## Problem to solve
Extract every line that contains the word "capacity".

## Extracted records
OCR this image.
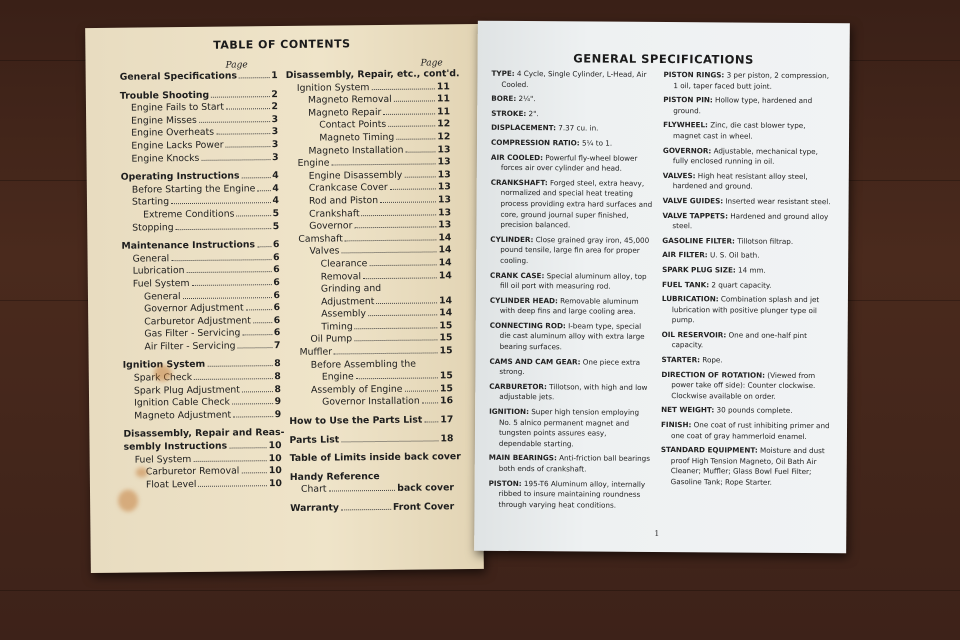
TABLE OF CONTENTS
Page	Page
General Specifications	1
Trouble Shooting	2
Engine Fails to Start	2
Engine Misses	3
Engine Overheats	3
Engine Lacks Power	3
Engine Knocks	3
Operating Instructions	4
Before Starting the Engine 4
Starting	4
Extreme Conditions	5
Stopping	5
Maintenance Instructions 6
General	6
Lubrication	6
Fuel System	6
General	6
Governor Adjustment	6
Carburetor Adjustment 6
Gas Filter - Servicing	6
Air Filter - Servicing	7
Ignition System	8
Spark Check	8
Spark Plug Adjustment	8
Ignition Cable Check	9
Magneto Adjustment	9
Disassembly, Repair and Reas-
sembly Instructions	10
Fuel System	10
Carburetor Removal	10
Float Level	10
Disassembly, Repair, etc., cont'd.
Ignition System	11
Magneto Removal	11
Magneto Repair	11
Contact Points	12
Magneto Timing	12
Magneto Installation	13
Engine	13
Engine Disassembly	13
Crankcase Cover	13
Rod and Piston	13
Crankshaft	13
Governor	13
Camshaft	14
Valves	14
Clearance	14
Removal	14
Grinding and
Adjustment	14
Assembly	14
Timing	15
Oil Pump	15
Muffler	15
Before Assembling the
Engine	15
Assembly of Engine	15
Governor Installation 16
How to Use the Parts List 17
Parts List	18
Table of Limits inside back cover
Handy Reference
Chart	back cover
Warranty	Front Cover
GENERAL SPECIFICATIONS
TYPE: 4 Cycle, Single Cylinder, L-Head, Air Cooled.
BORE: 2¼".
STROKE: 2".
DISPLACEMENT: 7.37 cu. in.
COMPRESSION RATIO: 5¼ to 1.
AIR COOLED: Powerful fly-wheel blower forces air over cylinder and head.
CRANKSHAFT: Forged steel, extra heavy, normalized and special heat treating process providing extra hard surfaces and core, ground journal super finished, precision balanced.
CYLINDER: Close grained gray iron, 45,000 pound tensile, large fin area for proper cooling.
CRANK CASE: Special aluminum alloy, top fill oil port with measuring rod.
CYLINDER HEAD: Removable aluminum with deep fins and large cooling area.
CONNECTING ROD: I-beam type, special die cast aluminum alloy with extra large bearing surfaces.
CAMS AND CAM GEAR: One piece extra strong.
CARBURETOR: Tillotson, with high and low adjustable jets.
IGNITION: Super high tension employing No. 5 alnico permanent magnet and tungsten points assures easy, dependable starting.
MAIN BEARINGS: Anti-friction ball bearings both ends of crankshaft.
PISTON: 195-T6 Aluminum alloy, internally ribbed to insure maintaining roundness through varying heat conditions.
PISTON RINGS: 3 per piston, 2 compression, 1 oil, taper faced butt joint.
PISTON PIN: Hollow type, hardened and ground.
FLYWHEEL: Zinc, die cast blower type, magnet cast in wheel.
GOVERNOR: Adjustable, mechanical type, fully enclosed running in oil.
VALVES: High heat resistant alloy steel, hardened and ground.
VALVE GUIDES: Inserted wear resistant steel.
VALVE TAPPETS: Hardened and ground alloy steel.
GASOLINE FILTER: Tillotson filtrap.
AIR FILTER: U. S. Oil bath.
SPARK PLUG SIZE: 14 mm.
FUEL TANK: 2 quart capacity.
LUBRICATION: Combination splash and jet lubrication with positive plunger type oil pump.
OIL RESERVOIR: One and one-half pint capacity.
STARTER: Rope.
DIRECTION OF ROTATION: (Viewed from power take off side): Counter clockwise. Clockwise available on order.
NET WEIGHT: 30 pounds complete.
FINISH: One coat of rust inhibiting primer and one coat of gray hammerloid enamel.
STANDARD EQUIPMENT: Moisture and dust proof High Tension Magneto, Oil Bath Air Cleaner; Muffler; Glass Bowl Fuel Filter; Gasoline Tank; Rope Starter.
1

---

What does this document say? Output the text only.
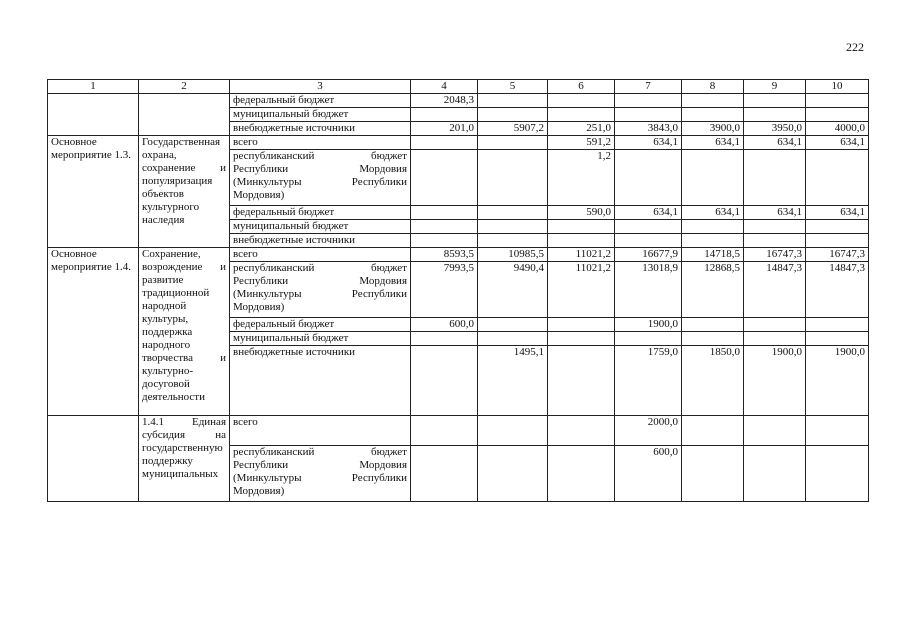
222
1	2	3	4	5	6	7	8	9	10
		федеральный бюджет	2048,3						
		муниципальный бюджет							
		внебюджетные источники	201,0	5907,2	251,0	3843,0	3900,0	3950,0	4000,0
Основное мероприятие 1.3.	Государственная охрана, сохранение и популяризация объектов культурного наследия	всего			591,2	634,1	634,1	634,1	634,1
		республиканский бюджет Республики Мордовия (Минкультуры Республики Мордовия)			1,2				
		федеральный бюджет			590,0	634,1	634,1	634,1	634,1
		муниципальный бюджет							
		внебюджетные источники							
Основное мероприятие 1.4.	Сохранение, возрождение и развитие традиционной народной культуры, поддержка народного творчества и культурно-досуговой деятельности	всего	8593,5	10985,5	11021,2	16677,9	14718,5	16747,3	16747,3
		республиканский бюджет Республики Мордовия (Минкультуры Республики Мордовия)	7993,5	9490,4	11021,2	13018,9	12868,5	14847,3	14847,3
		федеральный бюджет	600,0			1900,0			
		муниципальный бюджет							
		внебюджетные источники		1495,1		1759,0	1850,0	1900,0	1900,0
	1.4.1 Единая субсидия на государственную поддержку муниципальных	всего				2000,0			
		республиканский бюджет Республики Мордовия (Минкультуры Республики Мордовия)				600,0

* * *

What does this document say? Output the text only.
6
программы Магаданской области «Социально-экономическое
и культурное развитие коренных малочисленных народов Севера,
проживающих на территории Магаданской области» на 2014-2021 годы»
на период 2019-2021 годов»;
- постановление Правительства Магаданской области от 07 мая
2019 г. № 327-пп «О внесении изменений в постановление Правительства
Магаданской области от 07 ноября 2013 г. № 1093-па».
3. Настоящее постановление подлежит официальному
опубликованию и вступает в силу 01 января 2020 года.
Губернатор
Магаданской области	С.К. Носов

## The answer
FUEL TANK: 2 quart capacity.
OIL RESERVOIR: One and one-half pint capacity.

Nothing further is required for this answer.